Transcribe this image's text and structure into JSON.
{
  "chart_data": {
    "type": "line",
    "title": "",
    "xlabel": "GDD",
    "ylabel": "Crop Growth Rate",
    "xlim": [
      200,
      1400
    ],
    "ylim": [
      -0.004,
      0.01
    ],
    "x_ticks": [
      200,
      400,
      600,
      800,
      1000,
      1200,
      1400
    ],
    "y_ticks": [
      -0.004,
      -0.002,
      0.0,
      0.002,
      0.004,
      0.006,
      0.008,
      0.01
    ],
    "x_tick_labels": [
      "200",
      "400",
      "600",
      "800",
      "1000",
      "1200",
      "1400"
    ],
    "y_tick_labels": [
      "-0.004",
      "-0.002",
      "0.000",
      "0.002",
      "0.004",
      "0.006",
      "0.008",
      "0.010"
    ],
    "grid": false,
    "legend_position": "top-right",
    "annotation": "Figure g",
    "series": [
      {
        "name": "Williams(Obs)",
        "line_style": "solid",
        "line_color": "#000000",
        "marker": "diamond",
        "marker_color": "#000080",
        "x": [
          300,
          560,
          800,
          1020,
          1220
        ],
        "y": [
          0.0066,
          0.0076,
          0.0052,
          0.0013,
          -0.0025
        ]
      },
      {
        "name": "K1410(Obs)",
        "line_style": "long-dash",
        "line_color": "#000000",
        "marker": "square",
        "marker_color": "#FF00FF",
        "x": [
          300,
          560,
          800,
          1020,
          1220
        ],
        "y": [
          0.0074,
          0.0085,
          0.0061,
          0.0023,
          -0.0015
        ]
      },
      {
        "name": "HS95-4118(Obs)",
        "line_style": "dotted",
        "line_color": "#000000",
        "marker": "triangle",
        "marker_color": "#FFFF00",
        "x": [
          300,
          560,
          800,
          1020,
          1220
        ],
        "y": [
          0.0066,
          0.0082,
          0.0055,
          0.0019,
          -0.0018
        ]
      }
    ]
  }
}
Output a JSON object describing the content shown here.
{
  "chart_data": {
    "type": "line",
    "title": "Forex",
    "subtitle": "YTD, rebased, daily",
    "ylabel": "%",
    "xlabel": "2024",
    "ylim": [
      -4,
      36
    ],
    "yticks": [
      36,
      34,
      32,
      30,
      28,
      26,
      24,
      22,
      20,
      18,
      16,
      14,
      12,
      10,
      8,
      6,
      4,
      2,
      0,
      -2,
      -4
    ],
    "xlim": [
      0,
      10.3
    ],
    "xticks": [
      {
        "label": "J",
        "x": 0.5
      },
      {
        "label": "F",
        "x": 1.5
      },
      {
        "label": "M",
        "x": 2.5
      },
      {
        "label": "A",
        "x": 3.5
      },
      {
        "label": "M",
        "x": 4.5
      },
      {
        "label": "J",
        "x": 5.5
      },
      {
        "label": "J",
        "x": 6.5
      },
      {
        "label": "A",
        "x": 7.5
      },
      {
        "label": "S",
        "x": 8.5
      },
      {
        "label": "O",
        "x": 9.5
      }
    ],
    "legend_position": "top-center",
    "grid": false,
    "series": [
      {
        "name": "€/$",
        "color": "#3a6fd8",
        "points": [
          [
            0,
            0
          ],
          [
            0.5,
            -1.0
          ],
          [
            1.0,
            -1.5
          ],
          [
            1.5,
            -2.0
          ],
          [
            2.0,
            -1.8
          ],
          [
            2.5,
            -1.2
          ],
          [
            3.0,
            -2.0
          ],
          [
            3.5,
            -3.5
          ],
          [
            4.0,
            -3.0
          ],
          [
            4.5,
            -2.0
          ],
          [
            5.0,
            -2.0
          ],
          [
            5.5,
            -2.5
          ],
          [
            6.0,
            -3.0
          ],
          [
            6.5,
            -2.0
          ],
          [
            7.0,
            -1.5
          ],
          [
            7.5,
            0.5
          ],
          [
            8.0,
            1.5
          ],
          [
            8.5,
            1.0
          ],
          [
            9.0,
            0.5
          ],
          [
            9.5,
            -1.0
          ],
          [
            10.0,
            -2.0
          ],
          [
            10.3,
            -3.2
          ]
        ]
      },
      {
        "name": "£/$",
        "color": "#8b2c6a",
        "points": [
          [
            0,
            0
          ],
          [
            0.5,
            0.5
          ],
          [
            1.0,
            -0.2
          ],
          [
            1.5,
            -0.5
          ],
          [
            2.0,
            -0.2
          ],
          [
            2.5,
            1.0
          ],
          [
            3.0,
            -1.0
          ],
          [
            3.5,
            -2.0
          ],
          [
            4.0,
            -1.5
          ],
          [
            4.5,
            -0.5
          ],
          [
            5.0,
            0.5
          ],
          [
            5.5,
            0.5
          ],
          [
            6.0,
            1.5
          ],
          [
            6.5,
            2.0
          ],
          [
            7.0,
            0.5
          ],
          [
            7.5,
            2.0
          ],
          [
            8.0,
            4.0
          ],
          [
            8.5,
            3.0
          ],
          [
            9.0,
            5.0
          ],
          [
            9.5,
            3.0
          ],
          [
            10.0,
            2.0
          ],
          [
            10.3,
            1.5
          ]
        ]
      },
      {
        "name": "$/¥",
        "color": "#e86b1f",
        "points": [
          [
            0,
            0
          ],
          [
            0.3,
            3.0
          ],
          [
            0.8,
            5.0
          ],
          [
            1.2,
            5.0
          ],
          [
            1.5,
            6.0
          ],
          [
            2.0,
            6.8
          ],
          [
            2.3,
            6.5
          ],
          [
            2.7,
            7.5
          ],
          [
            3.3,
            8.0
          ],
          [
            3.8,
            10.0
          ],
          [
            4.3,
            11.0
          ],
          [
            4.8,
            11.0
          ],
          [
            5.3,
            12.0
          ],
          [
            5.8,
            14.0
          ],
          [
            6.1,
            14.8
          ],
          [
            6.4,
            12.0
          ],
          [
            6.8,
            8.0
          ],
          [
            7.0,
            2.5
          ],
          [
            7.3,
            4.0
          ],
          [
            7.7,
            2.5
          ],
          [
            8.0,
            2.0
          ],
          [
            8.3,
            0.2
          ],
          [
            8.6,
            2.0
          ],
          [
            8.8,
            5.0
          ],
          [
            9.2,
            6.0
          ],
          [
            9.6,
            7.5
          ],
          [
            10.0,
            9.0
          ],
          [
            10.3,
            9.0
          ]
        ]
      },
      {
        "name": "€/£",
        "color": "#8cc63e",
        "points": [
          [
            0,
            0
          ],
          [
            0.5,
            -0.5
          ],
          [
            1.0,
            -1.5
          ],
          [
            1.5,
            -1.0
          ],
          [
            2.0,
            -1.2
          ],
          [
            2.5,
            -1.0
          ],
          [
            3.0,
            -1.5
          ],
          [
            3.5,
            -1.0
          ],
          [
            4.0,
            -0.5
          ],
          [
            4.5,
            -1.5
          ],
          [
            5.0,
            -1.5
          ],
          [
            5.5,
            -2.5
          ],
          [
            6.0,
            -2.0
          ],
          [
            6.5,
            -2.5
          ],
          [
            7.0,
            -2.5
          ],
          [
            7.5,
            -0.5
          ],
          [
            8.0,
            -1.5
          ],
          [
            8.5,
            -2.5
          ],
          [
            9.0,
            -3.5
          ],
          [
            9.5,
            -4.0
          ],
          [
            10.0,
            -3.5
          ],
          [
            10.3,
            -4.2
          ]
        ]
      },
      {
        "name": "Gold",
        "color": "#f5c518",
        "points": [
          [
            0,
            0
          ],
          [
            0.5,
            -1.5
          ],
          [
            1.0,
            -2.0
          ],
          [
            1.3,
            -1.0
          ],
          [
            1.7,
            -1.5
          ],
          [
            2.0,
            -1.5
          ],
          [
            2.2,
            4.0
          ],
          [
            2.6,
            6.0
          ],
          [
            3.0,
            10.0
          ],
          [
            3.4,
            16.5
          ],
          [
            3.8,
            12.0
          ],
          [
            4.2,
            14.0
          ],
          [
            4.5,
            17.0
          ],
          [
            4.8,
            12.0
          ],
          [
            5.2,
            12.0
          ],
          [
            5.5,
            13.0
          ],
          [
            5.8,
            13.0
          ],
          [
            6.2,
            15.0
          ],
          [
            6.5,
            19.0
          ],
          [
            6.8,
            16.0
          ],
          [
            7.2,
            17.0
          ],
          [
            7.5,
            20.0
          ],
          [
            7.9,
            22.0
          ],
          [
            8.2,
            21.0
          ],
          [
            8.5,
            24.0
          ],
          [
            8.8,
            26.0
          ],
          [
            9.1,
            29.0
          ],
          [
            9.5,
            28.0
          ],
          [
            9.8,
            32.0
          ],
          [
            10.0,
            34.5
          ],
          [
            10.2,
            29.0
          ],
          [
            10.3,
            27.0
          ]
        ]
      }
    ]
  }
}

------------

From the listing above, pick out every line containing "name".

Task response »
        "name": "Williams(Obs)",
        "name": "K1410(Obs)",
        "name": "HS95-4118(Obs)",
        "name": "€/$",
        "name": "£/$",
        "name": "$/¥",
        "name": "€/£",
        "name": "Gold",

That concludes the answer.